> _EXERCISE MATERIALS_:
########

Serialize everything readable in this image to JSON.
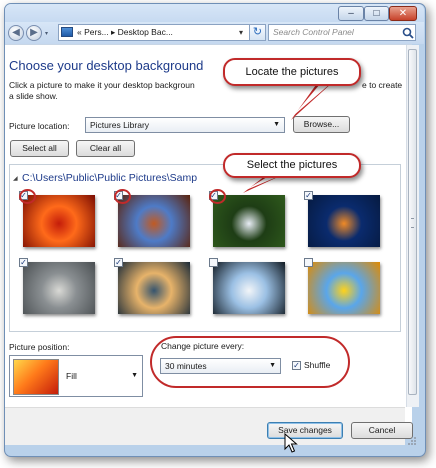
{
  "window": {
    "minimize_glyph": "–",
    "maximize_glyph": "□",
    "close_glyph": "✕"
  },
  "nav": {
    "back_glyph": "◀",
    "forward_glyph": "▶",
    "breadcrumb": "«  Pers...  ▸  Desktop Bac...",
    "dropdown_glyph": "▾",
    "refresh_glyph": "↻",
    "search_placeholder": "Search Control Panel",
    "search_icon": "search-icon"
  },
  "page": {
    "title": "Choose your desktop background",
    "desc_left": "Click a picture to make it your desktop backgroun",
    "desc_right": "e to create",
    "desc_line2": "a slide show.",
    "picture_location_label": "Picture location:",
    "picture_location_value": "Pictures Library",
    "browse_label": "Browse...",
    "select_all_label": "Select all",
    "clear_all_label": "Clear all",
    "folder_path": "C:\\Users\\Public\\Public Pictures\\Samp",
    "picture_position_label": "Picture position:",
    "picture_position_value": "Fill",
    "change_every_label": "Change picture every:",
    "change_every_value": "30 minutes",
    "shuffle_label": "Shuffle",
    "shuffle_checked": true,
    "save_label": "Save changes",
    "cancel_label": "Cancel"
  },
  "callouts": {
    "locate": "Locate the pictures",
    "select": "Select the pictures"
  },
  "thumbnails": [
    {
      "name": "Red flower",
      "checked": true,
      "colors": [
        "#ff6a1a",
        "#c41d0a",
        "#7a0c02"
      ]
    },
    {
      "name": "Desert mesa",
      "checked": true,
      "colors": [
        "#4e7bc7",
        "#c15a22",
        "#5b220a"
      ]
    },
    {
      "name": "Hydrangea",
      "checked": true,
      "colors": [
        "#1e3d15",
        "#e8edf5",
        "#2f5a1c"
      ]
    },
    {
      "name": "Jellyfish",
      "checked": true,
      "colors": [
        "#0a2b6e",
        "#f08a26",
        "#061a40"
      ]
    },
    {
      "name": "Koala",
      "checked": true,
      "colors": [
        "#8a8f92",
        "#d9d9d5",
        "#4a4f52"
      ]
    },
    {
      "name": "Lighthouse",
      "checked": true,
      "colors": [
        "#e7b36a",
        "#35546e",
        "#1a2a38"
      ]
    },
    {
      "name": "Penguins",
      "checked": false,
      "colors": [
        "#9bc0e4",
        "#f2f5f8",
        "#111a22"
      ]
    },
    {
      "name": "Tulips",
      "checked": false,
      "colors": [
        "#5aa6ea",
        "#ffd21a",
        "#e08a00"
      ]
    }
  ],
  "accent": {
    "title_blue": "#1e3b8a",
    "annotation_red": "#c12a2a"
  }
}
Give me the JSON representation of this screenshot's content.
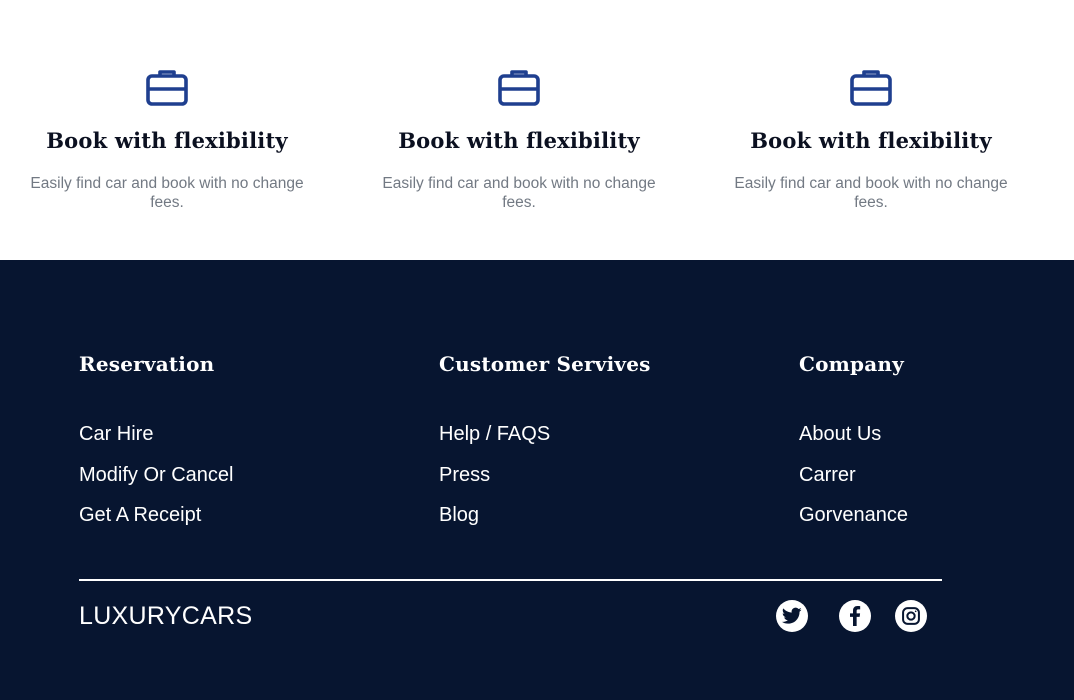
{
  "features": [
    {
      "title": "Book with flexibility",
      "desc_line1": "Easily find car and book with no change",
      "desc_line2": "fees.",
      "icon": "briefcase-icon"
    },
    {
      "title": "Book with flexibility",
      "desc_line1": "Easily find car and book with no change",
      "desc_line2": "fees.",
      "icon": "briefcase-icon"
    },
    {
      "title": "Book with flexibility",
      "desc_line1": "Easily find car and book with no change",
      "desc_line2": "fees.",
      "icon": "briefcase-icon"
    }
  ],
  "footer": {
    "columns": [
      {
        "heading": "Reservation",
        "links": [
          "Car Hire",
          "Modify Or Cancel",
          "Get A Receipt"
        ]
      },
      {
        "heading": "Customer Servives",
        "links": [
          "Help / FAQS",
          "Press",
          "Blog"
        ]
      },
      {
        "heading": "Company",
        "links": [
          "About Us",
          "Carrer",
          "Gorvenance"
        ]
      }
    ],
    "brand": "LUXURYCARS",
    "social": [
      "twitter-icon",
      "facebook-icon",
      "instagram-icon"
    ]
  },
  "colors": {
    "accent": "#1f3f8f",
    "footer_bg": "#071530",
    "muted_text": "#727983"
  }
}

########

> _WHAT THIS TASK INVOLVES_: Repeat the full listing above exactly, with no pictures in the copy.

> _SOLUTION TO THE EXERCISE_:
Serialize everything readable in this image to JSON.
{
  "window": {
    "minimize_glyph": "–",
    "maximize_glyph": "□",
    "close_glyph": "✕"
  },
  "nav": {
    "back_glyph": "◀",
    "forward_glyph": "▶",
    "breadcrumb": "«  Pers...  ▸  Desktop Bac...",
    "dropdown_glyph": "▾",
    "refresh_glyph": "↻",
    "search_placeholder": "Search Control Panel",
    "search_icon": "search-icon"
  },
  "page": {
    "title": "Choose your desktop background",
    "desc_left": "Click a picture to make it your desktop backgroun",
    "desc_right": "e to create",
    "desc_line2": "a slide show.",
    "picture_location_label": "Picture location:",
    "picture_location_value": "Pictures Library",
    "browse_label": "Browse...",
    "select_all_label": "Select all",
    "clear_all_label": "Clear all",
    "folder_path": "C:\\Users\\Public\\Public Pictures\\Samp",
    "picture_position_label": "Picture position:",
    "picture_position_value": "Fill",
    "change_every_label": "Change picture every:",
    "change_every_value": "30 minutes",
    "shuffle_label": "Shuffle",
    "shuffle_checked": true,
    "save_label": "Save changes",
    "cancel_label": "Cancel"
  },
  "callouts": {
    "locate": "Locate the pictures",
    "select": "Select the pictures"
  },
  "thumbnails": [
    {
      "name": "Red flower",
      "checked": true,
      "colors": [
        "#ff6a1a",
        "#c41d0a",
        "#7a0c02"
      ]
    },
    {
      "name": "Desert mesa",
      "checked": true,
      "colors": [
        "#4e7bc7",
        "#c15a22",
        "#5b220a"
      ]
    },
    {
      "name": "Hydrangea",
      "checked": true,
      "colors": [
        "#1e3d15",
        "#e8edf5",
        "#2f5a1c"
      ]
    },
    {
      "name": "Jellyfish",
      "checked": true,
      "colors": [
        "#0a2b6e",
        "#f08a26",
        "#061a40"
      ]
    },
    {
      "name": "Koala",
      "checked": true,
      "colors": [
        "#8a8f92",
        "#d9d9d5",
        "#4a4f52"
      ]
    },
    {
      "name": "Lighthouse",
      "checked": true,
      "colors": [
        "#e7b36a",
        "#35546e",
        "#1a2a38"
      ]
    },
    {
      "name": "Penguins",
      "checked": false,
      "colors": [
        "#9bc0e4",
        "#f2f5f8",
        "#111a22"
      ]
    },
    {
      "name": "Tulips",
      "checked": false,
      "colors": [
        "#5aa6ea",
        "#ffd21a",
        "#e08a00"
      ]
    }
  ],
  "accent": {
    "title_blue": "#1e3b8a",
    "annotation_red": "#c12a2a"
  }
}
Give me the JSON representation of this screenshot's content.
{
  "features": [
    {
      "title": "Book with flexibility",
      "desc_line1": "Easily find car and book with no change",
      "desc_line2": "fees.",
      "icon": "briefcase-icon"
    },
    {
      "title": "Book with flexibility",
      "desc_line1": "Easily find car and book with no change",
      "desc_line2": "fees.",
      "icon": "briefcase-icon"
    },
    {
      "title": "Book with flexibility",
      "desc_line1": "Easily find car and book with no change",
      "desc_line2": "fees.",
      "icon": "briefcase-icon"
    }
  ],
  "footer": {
    "columns": [
      {
        "heading": "Reservation",
        "links": [
          "Car Hire",
          "Modify Or Cancel",
          "Get A Receipt"
        ]
      },
      {
        "heading": "Customer Servives",
        "links": [
          "Help / FAQS",
          "Press",
          "Blog"
        ]
      },
      {
        "heading": "Company",
        "links": [
          "About Us",
          "Carrer",
          "Gorvenance"
        ]
      }
    ],
    "brand": "LUXURYCARS",
    "social": [
      "twitter-icon",
      "facebook-icon",
      "instagram-icon"
    ]
  },
  "colors": {
    "accent": "#1f3f8f",
    "footer_bg": "#071530",
    "muted_text": "#727983"
  }
}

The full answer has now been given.